**EXCERPT TO READ**
------------

Watch out for loans at auto repair chains made through EasyPay Finance and TAB Bank, consumer groups warn
Major national auto repair chains need to stop offering financing through EasyPay Finance and Utah-based TAB Bank, which issue loans at rates up to 189 percent even in states where that rate is illegal, consumer groups recommend.
A coalition of consumer groups sent letters to the corporate offices for AAMCO Precision Tune Auto Care, Big O Tires, Midas, Grease Monkey, JiffyLube, and Meineke urging their stores and franchisees to stop offering the financing.
“Consumers struggling to pay for auto repairs repeatedly report being steered into predatory loans with shocking and often deceptive rates hidden in the fine print of applications, frequently not known until after the repairs are completed,” the letters state. “These predatory loans have a lasting impact on consumers, causing harm to their credit reports and leading to debt collection harassment.”
The letter urged each repair chain “to disassociate itself from these practices that exploit vulnerable families.”

------------

**TASK OBJECTIVE**
Answer these questions using the article on auto repair financing above:
1. What is the highest rate at which EasyPay Finance and TAB Bank issue loans?
2. In which state is TAB Bank based?
3. According to the letters, what two lasting effects do these loans have on consumers?

[Page layout parsing data]
------------

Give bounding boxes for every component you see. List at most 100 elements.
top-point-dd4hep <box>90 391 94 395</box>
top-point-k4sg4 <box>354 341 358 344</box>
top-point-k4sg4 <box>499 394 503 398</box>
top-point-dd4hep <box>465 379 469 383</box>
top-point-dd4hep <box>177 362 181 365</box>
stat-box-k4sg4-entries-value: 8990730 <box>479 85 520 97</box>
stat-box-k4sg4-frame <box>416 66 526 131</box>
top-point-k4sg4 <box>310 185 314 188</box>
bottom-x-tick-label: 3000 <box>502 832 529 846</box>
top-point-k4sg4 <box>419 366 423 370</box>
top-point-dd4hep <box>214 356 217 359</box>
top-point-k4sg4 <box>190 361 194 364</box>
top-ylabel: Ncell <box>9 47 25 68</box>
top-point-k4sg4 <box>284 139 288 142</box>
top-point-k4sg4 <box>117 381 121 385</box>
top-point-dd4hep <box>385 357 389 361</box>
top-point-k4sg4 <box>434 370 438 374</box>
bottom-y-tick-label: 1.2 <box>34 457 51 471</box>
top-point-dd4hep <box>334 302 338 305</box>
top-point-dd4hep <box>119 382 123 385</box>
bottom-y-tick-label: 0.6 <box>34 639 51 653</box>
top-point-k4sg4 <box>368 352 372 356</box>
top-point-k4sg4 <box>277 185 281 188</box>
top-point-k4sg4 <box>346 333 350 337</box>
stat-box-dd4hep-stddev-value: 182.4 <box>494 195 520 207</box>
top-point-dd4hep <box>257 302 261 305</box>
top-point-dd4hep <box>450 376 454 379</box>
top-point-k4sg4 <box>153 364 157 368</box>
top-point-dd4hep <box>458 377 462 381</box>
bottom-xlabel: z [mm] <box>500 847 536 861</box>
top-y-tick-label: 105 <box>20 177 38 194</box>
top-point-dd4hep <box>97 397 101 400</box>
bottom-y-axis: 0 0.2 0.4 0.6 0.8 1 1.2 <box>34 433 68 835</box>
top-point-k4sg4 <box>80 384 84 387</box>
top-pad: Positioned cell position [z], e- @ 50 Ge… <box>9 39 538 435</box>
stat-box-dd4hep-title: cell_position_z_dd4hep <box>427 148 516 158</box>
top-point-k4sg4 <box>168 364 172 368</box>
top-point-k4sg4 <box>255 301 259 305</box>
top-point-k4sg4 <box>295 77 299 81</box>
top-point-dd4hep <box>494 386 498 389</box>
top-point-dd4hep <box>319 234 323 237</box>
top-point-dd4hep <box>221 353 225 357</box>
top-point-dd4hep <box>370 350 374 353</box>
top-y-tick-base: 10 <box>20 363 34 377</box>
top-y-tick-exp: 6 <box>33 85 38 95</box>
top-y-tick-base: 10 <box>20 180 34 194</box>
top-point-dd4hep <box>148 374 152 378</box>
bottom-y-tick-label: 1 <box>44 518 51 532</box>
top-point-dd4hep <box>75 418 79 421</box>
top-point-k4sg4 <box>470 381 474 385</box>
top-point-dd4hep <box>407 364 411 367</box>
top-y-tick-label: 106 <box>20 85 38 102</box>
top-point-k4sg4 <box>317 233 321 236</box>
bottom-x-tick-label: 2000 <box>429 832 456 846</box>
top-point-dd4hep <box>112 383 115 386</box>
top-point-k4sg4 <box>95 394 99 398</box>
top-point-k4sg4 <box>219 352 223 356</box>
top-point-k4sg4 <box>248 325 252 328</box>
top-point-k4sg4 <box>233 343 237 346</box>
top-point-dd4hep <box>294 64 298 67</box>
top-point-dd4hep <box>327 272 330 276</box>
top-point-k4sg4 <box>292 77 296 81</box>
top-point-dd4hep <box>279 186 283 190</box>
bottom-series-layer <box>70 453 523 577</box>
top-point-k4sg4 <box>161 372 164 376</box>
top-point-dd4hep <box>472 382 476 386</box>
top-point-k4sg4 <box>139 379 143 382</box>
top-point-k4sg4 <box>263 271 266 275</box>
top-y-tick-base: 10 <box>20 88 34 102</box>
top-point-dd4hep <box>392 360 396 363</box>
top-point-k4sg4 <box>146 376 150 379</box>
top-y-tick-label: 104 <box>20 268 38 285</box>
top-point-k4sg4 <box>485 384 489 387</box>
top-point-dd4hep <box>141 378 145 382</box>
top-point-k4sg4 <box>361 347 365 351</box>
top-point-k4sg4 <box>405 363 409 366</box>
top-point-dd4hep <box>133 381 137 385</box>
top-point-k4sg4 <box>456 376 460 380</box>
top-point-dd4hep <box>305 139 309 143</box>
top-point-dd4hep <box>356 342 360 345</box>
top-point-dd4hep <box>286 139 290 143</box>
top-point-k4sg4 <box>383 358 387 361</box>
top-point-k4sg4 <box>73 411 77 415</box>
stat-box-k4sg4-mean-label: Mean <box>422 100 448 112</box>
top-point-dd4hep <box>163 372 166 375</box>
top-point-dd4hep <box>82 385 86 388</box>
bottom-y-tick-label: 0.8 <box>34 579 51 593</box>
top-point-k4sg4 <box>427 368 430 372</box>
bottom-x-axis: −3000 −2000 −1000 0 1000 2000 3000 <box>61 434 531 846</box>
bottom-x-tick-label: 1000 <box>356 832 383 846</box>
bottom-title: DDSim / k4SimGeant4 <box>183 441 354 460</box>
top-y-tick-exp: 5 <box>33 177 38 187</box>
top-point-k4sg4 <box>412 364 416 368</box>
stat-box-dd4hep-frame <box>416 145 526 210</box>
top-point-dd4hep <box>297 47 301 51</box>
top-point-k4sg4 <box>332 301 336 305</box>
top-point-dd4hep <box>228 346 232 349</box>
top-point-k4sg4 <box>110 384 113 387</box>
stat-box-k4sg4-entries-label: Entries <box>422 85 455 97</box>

------------

**RESPONSE TO THIS EXERCISE**
1. Up to 189 percent.
2. Utah.
3. Harm to their credit reports and debt collection harassment.